WRITTEN EXERCISE
Emit the data below verbatim, stripping out any pictures.

Entries from a visual dataset

^^^^^^^^^^^^^^^^

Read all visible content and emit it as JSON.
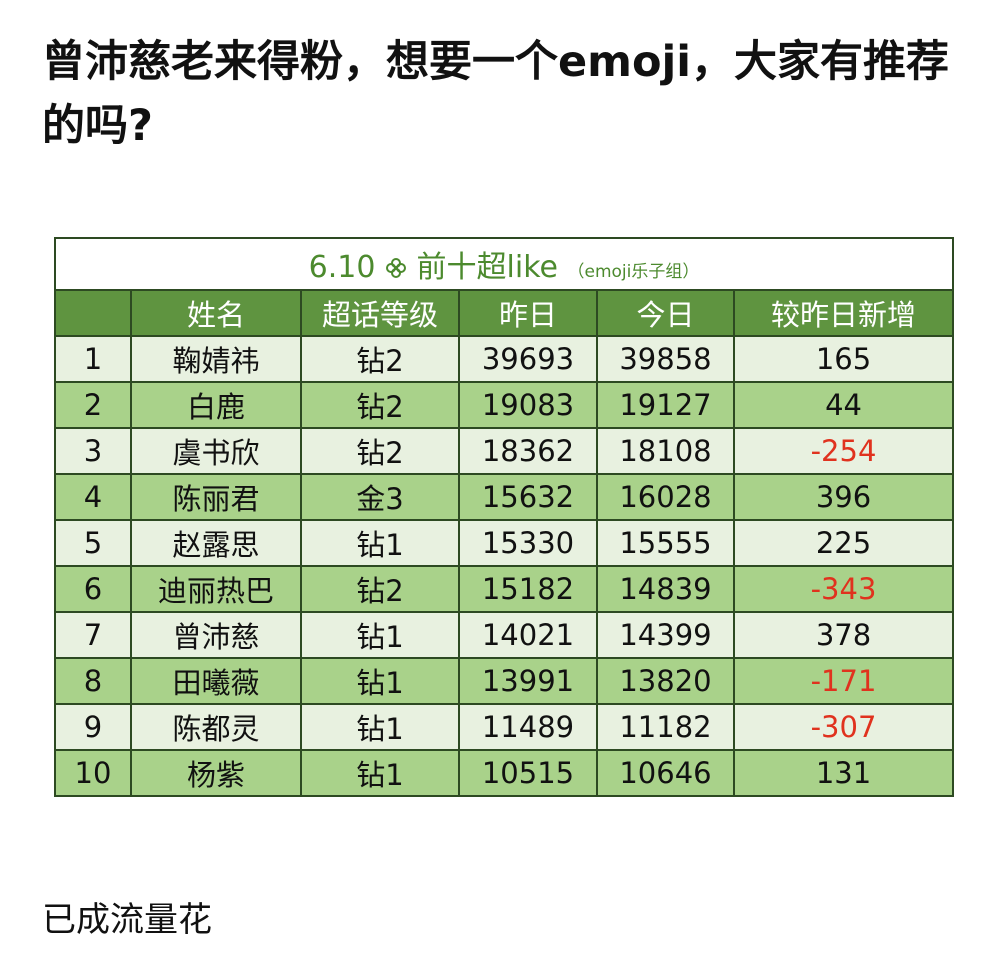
{
  "post": {
    "title": "曾沛慈老来得粉，想要一个emoji，大家有推荐的吗?",
    "footer": "已成流量花"
  },
  "table": {
    "caption": {
      "date": "6.10",
      "title": "前十超like",
      "note": "（emoji乐子组）"
    },
    "headers": [
      "姓名",
      "超话等级",
      "昨日",
      "今日",
      "较昨日新增"
    ],
    "rows": [
      [
        1,
        "鞠婧祎",
        "钻2",
        39693,
        39858,
        165
      ],
      [
        2,
        "白鹿",
        "钻2",
        19083,
        19127,
        44
      ],
      [
        3,
        "虞书欣",
        "钻2",
        18362,
        18108,
        -254
      ],
      [
        4,
        "陈丽君",
        "金3",
        15632,
        16028,
        396
      ],
      [
        5,
        "赵露思",
        "钻1",
        15330,
        15555,
        225
      ],
      [
        6,
        "迪丽热巴",
        "钻2",
        15182,
        14839,
        -343
      ],
      [
        7,
        "曾沛慈",
        "钻1",
        14021,
        14399,
        378
      ],
      [
        8,
        "田曦薇",
        "钻1",
        13991,
        13820,
        -171
      ],
      [
        9,
        "陈都灵",
        "钻1",
        11489,
        11182,
        -307
      ],
      [
        10,
        "杨紫",
        "钻1",
        10515,
        10646,
        131
      ]
    ]
  }
}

^^^^^^^^^^^^^^^^

RESPONSE TO THIS TASK
Read all visible content and emit it as JSON.
{
  "post": {
    "title": "曾沛慈老来得粉，想要一个emoji，大家有推荐的吗?",
    "footer": "已成流量花"
  },
  "table": {
    "caption": {
      "date": "6.10",
      "title": "前十超like",
      "note": "（emoji乐子组）"
    },
    "headers": [
      "姓名",
      "超话等级",
      "昨日",
      "今日",
      "较昨日新增"
    ],
    "rows": [
      [
        1,
        "鞠婧祎",
        "钻2",
        39693,
        39858,
        165
      ],
      [
        2,
        "白鹿",
        "钻2",
        19083,
        19127,
        44
      ],
      [
        3,
        "虞书欣",
        "钻2",
        18362,
        18108,
        -254
      ],
      [
        4,
        "陈丽君",
        "金3",
        15632,
        16028,
        396
      ],
      [
        5,
        "赵露思",
        "钻1",
        15330,
        15555,
        225
      ],
      [
        6,
        "迪丽热巴",
        "钻2",
        15182,
        14839,
        -343
      ],
      [
        7,
        "曾沛慈",
        "钻1",
        14021,
        14399,
        378
      ],
      [
        8,
        "田曦薇",
        "钻1",
        13991,
        13820,
        -171
      ],
      [
        9,
        "陈都灵",
        "钻1",
        11489,
        11182,
        -307
      ],
      [
        10,
        "杨紫",
        "钻1",
        10515,
        10646,
        131
      ]
    ]
  }
}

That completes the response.